▸ **Written problem**
Reproduce all the entries exactly.

(Records about charts and figures)
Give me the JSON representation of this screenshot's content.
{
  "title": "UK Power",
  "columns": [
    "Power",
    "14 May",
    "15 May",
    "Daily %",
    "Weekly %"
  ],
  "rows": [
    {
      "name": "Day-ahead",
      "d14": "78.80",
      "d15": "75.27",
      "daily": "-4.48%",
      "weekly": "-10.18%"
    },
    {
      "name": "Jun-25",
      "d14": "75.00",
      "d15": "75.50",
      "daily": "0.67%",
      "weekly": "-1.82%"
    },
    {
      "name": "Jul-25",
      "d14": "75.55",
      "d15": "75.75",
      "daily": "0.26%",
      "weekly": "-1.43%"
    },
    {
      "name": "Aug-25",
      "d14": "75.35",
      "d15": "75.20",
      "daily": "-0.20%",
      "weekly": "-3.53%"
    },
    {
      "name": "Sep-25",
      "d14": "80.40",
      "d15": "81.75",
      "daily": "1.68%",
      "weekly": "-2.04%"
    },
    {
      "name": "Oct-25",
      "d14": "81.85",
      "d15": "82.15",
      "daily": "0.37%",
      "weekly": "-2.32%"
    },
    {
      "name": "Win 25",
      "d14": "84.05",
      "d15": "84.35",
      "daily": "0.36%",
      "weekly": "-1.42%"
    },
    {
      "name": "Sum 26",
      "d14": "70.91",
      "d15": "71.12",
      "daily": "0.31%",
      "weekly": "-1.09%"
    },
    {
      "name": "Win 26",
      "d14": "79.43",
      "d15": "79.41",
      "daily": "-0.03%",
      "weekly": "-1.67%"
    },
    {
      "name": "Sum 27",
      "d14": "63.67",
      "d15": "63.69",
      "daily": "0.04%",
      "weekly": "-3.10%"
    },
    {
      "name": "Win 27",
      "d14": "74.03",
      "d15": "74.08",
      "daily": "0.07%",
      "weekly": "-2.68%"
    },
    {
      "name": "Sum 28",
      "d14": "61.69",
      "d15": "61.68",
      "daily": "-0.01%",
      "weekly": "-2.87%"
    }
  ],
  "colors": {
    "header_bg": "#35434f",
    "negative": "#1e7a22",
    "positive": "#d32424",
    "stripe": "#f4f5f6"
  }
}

▸ **Exercise response**
Give me the JSON representation of this screenshot's content.
{
  "title": "UK Power",
  "columns": [
    "Power",
    "14 May",
    "15 May",
    "Daily %",
    "Weekly %"
  ],
  "rows": [
    {
      "name": "Day-ahead",
      "d14": "78.80",
      "d15": "75.27",
      "daily": "-4.48%",
      "weekly": "-10.18%"
    },
    {
      "name": "Jun-25",
      "d14": "75.00",
      "d15": "75.50",
      "daily": "0.67%",
      "weekly": "-1.82%"
    },
    {
      "name": "Jul-25",
      "d14": "75.55",
      "d15": "75.75",
      "daily": "0.26%",
      "weekly": "-1.43%"
    },
    {
      "name": "Aug-25",
      "d14": "75.35",
      "d15": "75.20",
      "daily": "-0.20%",
      "weekly": "-3.53%"
    },
    {
      "name": "Sep-25",
      "d14": "80.40",
      "d15": "81.75",
      "daily": "1.68%",
      "weekly": "-2.04%"
    },
    {
      "name": "Oct-25",
      "d14": "81.85",
      "d15": "82.15",
      "daily": "0.37%",
      "weekly": "-2.32%"
    },
    {
      "name": "Win 25",
      "d14": "84.05",
      "d15": "84.35",
      "daily": "0.36%",
      "weekly": "-1.42%"
    },
    {
      "name": "Sum 26",
      "d14": "70.91",
      "d15": "71.12",
      "daily": "0.31%",
      "weekly": "-1.09%"
    },
    {
      "name": "Win 26",
      "d14": "79.43",
      "d15": "79.41",
      "daily": "-0.03%",
      "weekly": "-1.67%"
    },
    {
      "name": "Sum 27",
      "d14": "63.67",
      "d15": "63.69",
      "daily": "0.04%",
      "weekly": "-3.10%"
    },
    {
      "name": "Win 27",
      "d14": "74.03",
      "d15": "74.08",
      "daily": "0.07%",
      "weekly": "-2.68%"
    },
    {
      "name": "Sum 28",
      "d14": "61.69",
      "d15": "61.68",
      "daily": "-0.01%",
      "weekly": "-2.87%"
    }
  ],
  "colors": {
    "header_bg": "#35434f",
    "negative": "#1e7a22",
    "positive": "#d32424",
    "stripe": "#f4f5f6"
  }
}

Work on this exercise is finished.